**EXERCISE DESCRIPTION:**
Present the data once more in exactly its original form.
── PROVIDED MATERIAL
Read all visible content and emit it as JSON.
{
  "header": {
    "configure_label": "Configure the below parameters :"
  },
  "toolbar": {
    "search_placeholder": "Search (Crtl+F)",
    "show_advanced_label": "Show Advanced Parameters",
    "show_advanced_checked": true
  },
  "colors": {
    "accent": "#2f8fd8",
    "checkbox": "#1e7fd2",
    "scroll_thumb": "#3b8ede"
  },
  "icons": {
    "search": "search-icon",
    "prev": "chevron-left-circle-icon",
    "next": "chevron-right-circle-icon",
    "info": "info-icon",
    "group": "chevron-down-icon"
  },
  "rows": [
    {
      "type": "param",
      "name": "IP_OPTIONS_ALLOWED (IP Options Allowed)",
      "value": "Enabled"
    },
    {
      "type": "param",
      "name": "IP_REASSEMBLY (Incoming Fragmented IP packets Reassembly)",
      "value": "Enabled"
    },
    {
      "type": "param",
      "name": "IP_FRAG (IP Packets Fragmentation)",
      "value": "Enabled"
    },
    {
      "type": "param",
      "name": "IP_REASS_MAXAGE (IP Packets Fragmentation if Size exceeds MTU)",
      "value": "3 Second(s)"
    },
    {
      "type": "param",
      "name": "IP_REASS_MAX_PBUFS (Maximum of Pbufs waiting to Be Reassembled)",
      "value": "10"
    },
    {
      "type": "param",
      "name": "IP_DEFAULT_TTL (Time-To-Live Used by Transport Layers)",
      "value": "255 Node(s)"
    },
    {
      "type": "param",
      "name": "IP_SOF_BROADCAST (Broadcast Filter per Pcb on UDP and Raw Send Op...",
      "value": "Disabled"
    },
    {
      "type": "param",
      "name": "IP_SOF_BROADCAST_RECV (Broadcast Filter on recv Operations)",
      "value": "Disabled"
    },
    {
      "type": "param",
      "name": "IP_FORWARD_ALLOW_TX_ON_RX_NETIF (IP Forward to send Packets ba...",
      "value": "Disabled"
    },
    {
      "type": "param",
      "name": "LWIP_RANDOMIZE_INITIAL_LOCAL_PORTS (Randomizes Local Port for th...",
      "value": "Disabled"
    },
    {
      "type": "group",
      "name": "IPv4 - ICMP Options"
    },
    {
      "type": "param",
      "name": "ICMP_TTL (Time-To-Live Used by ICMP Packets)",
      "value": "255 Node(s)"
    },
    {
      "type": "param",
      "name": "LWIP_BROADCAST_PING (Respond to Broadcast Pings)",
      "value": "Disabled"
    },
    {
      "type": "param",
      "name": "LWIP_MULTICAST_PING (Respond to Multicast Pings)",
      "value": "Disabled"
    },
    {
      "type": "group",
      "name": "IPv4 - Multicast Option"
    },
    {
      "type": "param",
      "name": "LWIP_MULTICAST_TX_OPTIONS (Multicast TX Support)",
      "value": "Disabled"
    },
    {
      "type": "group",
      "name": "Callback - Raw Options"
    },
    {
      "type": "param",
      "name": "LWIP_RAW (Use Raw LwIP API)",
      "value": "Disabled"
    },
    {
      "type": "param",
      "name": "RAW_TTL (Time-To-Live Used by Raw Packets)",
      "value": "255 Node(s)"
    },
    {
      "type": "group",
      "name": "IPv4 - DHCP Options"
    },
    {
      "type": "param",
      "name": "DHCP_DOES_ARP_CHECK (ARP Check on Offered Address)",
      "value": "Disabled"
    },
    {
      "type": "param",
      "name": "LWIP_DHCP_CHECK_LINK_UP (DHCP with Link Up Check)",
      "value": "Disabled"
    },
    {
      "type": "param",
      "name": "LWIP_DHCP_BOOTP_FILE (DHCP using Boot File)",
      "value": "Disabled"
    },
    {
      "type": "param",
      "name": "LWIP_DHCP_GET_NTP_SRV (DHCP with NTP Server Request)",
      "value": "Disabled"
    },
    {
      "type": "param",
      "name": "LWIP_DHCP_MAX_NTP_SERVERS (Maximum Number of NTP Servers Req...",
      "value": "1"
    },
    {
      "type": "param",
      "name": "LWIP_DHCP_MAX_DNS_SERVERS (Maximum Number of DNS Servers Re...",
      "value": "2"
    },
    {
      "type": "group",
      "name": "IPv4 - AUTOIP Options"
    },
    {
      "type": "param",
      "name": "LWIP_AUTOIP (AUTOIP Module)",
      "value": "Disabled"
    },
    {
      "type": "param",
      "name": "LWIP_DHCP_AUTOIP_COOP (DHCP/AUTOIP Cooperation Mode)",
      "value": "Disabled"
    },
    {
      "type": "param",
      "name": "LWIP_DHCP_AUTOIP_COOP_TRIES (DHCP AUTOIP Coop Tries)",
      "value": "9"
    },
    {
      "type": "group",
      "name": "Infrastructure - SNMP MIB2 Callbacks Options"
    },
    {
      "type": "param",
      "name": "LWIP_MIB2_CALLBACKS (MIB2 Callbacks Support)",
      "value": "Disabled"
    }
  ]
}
────
**WRITTEN RESPONSE:**
Read all visible content and emit it as JSON.
{
  "header": {
    "configure_label": "Configure the below parameters :"
  },
  "toolbar": {
    "search_placeholder": "Search (Crtl+F)",
    "show_advanced_label": "Show Advanced Parameters",
    "show_advanced_checked": true
  },
  "colors": {
    "accent": "#2f8fd8",
    "checkbox": "#1e7fd2",
    "scroll_thumb": "#3b8ede"
  },
  "icons": {
    "search": "search-icon",
    "prev": "chevron-left-circle-icon",
    "next": "chevron-right-circle-icon",
    "info": "info-icon",
    "group": "chevron-down-icon"
  },
  "rows": [
    {
      "type": "param",
      "name": "IP_OPTIONS_ALLOWED (IP Options Allowed)",
      "value": "Enabled"
    },
    {
      "type": "param",
      "name": "IP_REASSEMBLY (Incoming Fragmented IP packets Reassembly)",
      "value": "Enabled"
    },
    {
      "type": "param",
      "name": "IP_FRAG (IP Packets Fragmentation)",
      "value": "Enabled"
    },
    {
      "type": "param",
      "name": "IP_REASS_MAXAGE (IP Packets Fragmentation if Size exceeds MTU)",
      "value": "3 Second(s)"
    },
    {
      "type": "param",
      "name": "IP_REASS_MAX_PBUFS (Maximum of Pbufs waiting to Be Reassembled)",
      "value": "10"
    },
    {
      "type": "param",
      "name": "IP_DEFAULT_TTL (Time-To-Live Used by Transport Layers)",
      "value": "255 Node(s)"
    },
    {
      "type": "param",
      "name": "IP_SOF_BROADCAST (Broadcast Filter per Pcb on UDP and Raw Send Op...",
      "value": "Disabled"
    },
    {
      "type": "param",
      "name": "IP_SOF_BROADCAST_RECV (Broadcast Filter on recv Operations)",
      "value": "Disabled"
    },
    {
      "type": "param",
      "name": "IP_FORWARD_ALLOW_TX_ON_RX_NETIF (IP Forward to send Packets ba...",
      "value": "Disabled"
    },
    {
      "type": "param",
      "name": "LWIP_RANDOMIZE_INITIAL_LOCAL_PORTS (Randomizes Local Port for th...",
      "value": "Disabled"
    },
    {
      "type": "group",
      "name": "IPv4 - ICMP Options"
    },
    {
      "type": "param",
      "name": "ICMP_TTL (Time-To-Live Used by ICMP Packets)",
      "value": "255 Node(s)"
    },
    {
      "type": "param",
      "name": "LWIP_BROADCAST_PING (Respond to Broadcast Pings)",
      "value": "Disabled"
    },
    {
      "type": "param",
      "name": "LWIP_MULTICAST_PING (Respond to Multicast Pings)",
      "value": "Disabled"
    },
    {
      "type": "group",
      "name": "IPv4 - Multicast Option"
    },
    {
      "type": "param",
      "name": "LWIP_MULTICAST_TX_OPTIONS (Multicast TX Support)",
      "value": "Disabled"
    },
    {
      "type": "group",
      "name": "Callback - Raw Options"
    },
    {
      "type": "param",
      "name": "LWIP_RAW (Use Raw LwIP API)",
      "value": "Disabled"
    },
    {
      "type": "param",
      "name": "RAW_TTL (Time-To-Live Used by Raw Packets)",
      "value": "255 Node(s)"
    },
    {
      "type": "group",
      "name": "IPv4 - DHCP Options"
    },
    {
      "type": "param",
      "name": "DHCP_DOES_ARP_CHECK (ARP Check on Offered Address)",
      "value": "Disabled"
    },
    {
      "type": "param",
      "name": "LWIP_DHCP_CHECK_LINK_UP (DHCP with Link Up Check)",
      "value": "Disabled"
    },
    {
      "type": "param",
      "name": "LWIP_DHCP_BOOTP_FILE (DHCP using Boot File)",
      "value": "Disabled"
    },
    {
      "type": "param",
      "name": "LWIP_DHCP_GET_NTP_SRV (DHCP with NTP Server Request)",
      "value": "Disabled"
    },
    {
      "type": "param",
      "name": "LWIP_DHCP_MAX_NTP_SERVERS (Maximum Number of NTP Servers Req...",
      "value": "1"
    },
    {
      "type": "param",
      "name": "LWIP_DHCP_MAX_DNS_SERVERS (Maximum Number of DNS Servers Re...",
      "value": "2"
    },
    {
      "type": "group",
      "name": "IPv4 - AUTOIP Options"
    },
    {
      "type": "param",
      "name": "LWIP_AUTOIP (AUTOIP Module)",
      "value": "Disabled"
    },
    {
      "type": "param",
      "name": "LWIP_DHCP_AUTOIP_COOP (DHCP/AUTOIP Cooperation Mode)",
      "value": "Disabled"
    },
    {
      "type": "param",
      "name": "LWIP_DHCP_AUTOIP_COOP_TRIES (DHCP AUTOIP Coop Tries)",
      "value": "9"
    },
    {
      "type": "group",
      "name": "Infrastructure - SNMP MIB2 Callbacks Options"
    },
    {
      "type": "param",
      "name": "LWIP_MIB2_CALLBACKS (MIB2 Callbacks Support)",
      "value": "Disabled"
    }
  ]
}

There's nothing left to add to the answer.